- **Stored data entries**:
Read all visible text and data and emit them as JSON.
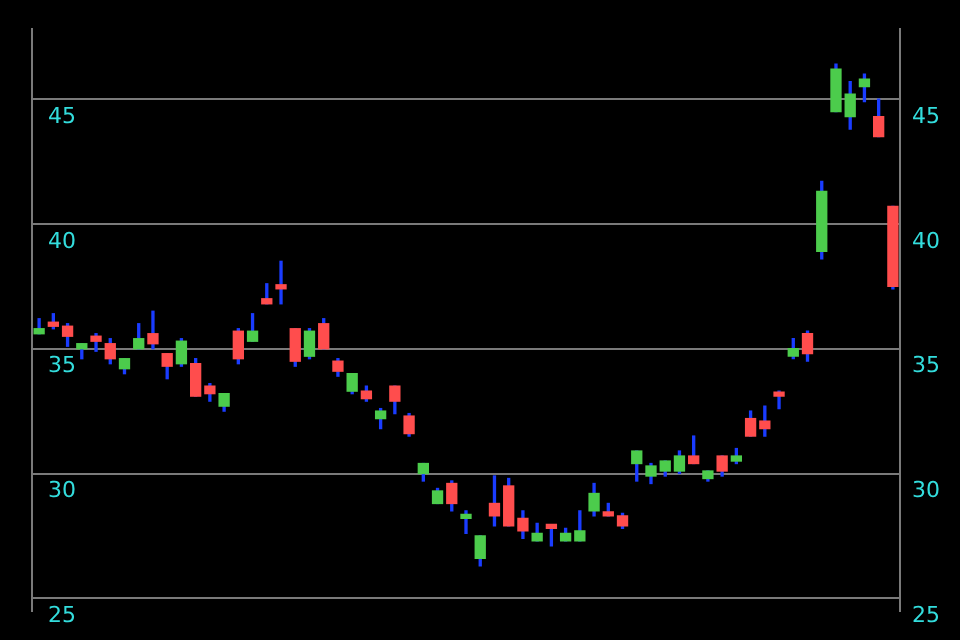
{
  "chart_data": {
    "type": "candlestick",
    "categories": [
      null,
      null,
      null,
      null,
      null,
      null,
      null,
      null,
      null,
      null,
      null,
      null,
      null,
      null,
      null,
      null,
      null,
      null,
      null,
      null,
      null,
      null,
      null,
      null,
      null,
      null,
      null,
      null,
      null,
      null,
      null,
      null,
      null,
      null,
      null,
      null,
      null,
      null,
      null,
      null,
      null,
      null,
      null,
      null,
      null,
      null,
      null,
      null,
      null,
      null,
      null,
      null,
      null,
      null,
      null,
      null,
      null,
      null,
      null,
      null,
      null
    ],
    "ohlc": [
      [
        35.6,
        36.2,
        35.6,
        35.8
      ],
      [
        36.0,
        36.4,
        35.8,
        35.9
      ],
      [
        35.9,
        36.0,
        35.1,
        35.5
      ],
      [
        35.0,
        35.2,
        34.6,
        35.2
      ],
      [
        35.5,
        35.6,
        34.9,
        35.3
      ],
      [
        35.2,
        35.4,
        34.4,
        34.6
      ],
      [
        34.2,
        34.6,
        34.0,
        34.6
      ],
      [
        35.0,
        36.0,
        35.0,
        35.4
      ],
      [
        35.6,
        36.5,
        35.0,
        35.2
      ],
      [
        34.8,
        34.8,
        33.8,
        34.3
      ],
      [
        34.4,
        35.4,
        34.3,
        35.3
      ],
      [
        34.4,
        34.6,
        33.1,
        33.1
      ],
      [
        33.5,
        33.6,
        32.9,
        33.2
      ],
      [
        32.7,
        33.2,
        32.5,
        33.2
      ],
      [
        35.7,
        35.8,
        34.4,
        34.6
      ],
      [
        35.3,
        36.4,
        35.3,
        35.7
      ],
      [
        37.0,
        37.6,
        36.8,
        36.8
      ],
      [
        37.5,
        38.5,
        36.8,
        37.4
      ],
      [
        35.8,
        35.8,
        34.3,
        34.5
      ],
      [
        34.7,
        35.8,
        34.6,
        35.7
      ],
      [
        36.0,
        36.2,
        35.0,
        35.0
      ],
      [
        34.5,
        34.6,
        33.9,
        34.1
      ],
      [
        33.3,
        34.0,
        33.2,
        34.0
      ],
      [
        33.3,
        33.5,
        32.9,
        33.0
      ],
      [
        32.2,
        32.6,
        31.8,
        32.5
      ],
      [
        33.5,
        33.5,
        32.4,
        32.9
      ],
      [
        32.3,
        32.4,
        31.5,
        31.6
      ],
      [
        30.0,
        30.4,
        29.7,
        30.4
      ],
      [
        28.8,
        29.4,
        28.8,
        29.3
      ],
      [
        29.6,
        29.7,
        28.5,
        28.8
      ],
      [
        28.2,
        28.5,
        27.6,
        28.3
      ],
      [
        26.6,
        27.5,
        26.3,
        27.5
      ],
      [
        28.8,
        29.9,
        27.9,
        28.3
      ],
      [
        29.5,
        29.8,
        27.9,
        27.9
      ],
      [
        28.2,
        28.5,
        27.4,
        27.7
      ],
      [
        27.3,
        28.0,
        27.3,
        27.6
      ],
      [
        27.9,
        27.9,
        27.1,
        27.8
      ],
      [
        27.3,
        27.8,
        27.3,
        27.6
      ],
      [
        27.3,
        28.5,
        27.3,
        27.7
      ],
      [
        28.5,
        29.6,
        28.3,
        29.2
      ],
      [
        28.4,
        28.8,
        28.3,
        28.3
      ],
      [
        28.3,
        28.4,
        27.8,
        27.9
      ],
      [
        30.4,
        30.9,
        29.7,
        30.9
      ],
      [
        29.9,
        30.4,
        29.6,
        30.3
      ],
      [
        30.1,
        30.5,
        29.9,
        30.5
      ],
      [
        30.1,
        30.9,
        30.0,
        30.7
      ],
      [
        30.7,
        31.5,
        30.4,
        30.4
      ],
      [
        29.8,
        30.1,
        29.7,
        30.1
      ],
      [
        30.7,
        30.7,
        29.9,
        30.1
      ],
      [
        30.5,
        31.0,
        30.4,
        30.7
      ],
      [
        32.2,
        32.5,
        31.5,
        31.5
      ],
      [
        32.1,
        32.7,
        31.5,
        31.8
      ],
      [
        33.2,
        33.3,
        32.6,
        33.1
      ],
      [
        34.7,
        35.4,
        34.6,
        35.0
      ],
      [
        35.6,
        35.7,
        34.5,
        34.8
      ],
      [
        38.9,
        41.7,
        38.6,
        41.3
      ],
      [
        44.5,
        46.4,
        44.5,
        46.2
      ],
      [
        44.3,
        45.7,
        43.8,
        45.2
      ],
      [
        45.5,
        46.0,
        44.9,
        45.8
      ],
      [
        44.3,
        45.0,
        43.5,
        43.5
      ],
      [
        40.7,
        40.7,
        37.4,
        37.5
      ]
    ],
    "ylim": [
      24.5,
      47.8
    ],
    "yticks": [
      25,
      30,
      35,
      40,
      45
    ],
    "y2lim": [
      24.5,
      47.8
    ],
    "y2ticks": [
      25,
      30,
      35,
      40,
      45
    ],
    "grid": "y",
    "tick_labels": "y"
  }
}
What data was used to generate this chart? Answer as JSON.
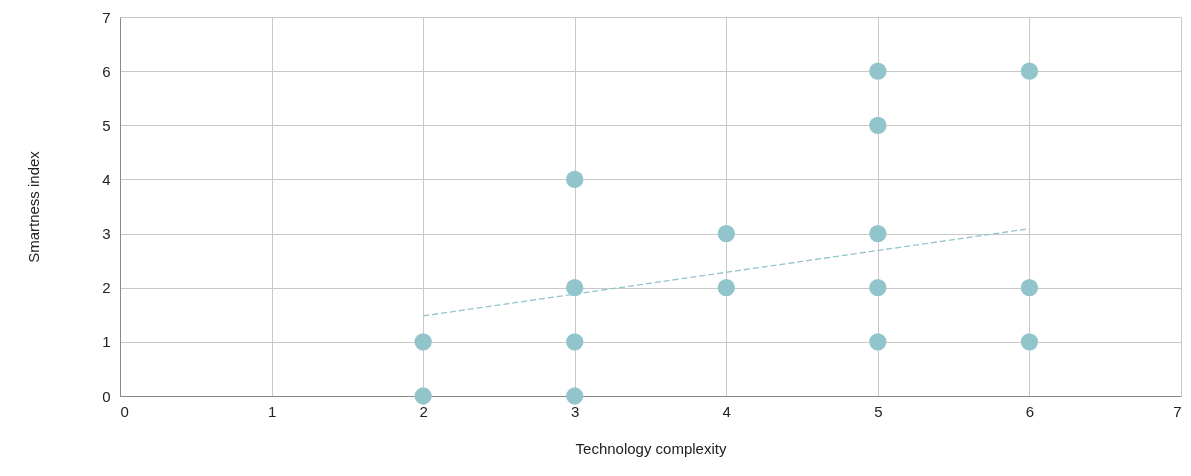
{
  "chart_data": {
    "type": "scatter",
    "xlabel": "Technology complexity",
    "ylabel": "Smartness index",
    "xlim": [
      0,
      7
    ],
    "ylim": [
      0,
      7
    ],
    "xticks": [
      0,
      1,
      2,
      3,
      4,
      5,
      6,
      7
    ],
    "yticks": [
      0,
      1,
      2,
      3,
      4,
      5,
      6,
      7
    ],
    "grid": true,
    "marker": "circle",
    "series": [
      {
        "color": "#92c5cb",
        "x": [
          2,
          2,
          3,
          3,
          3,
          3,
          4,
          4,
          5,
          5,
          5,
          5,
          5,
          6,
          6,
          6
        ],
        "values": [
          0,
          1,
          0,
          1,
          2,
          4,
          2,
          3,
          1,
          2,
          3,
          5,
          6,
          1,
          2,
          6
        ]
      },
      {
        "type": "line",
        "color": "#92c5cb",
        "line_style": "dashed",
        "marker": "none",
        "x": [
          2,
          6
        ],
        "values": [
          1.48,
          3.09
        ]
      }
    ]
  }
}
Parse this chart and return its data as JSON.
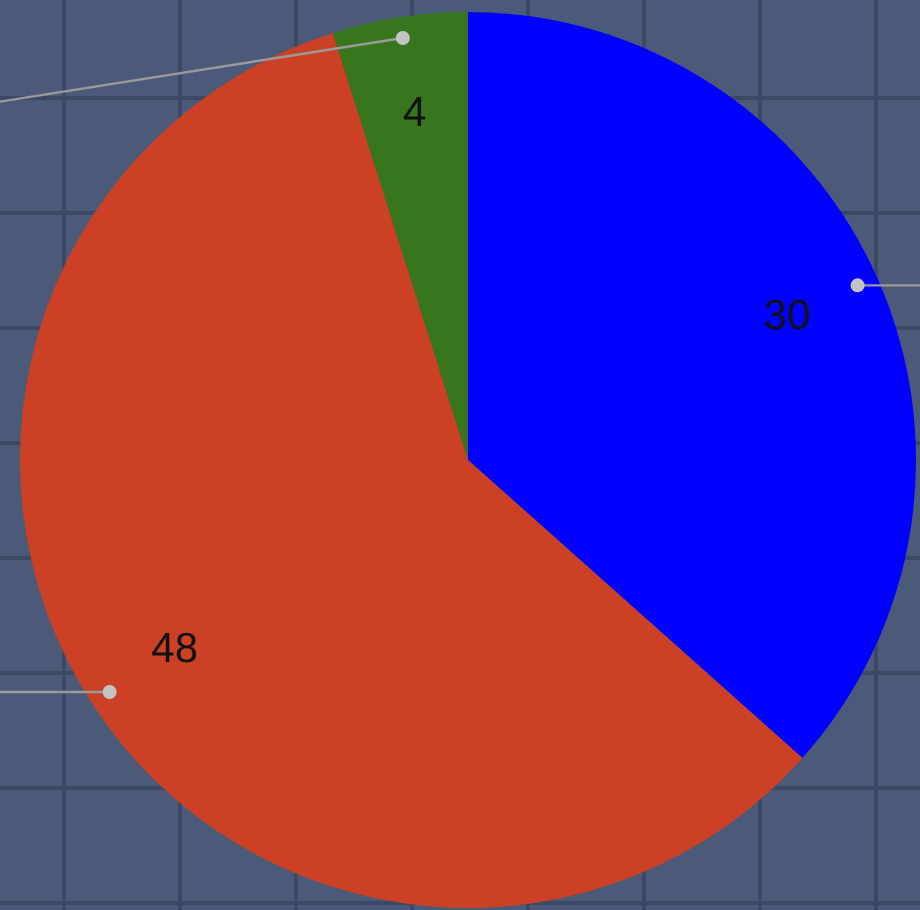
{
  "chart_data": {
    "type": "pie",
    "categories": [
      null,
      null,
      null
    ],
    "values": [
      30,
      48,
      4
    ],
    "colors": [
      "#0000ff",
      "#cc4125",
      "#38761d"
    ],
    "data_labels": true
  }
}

- **Your objective**:
Emit the lines of the data above from the one containing "Parse this chart and return its data as JSON." through its final line, both endpoints included. Pictures do not belong in the output.

- **Worked answer**:
Parse this chart and return its data as JSON.
{
  "chart_data": {
    "type": "pie",
    "categories": [
      null,
      null,
      null
    ],
    "values": [
      30,
      48,
      4
    ],
    "colors": [
      "#0000ff",
      "#cc4125",
      "#38761d"
    ],
    "data_labels": true
  }
}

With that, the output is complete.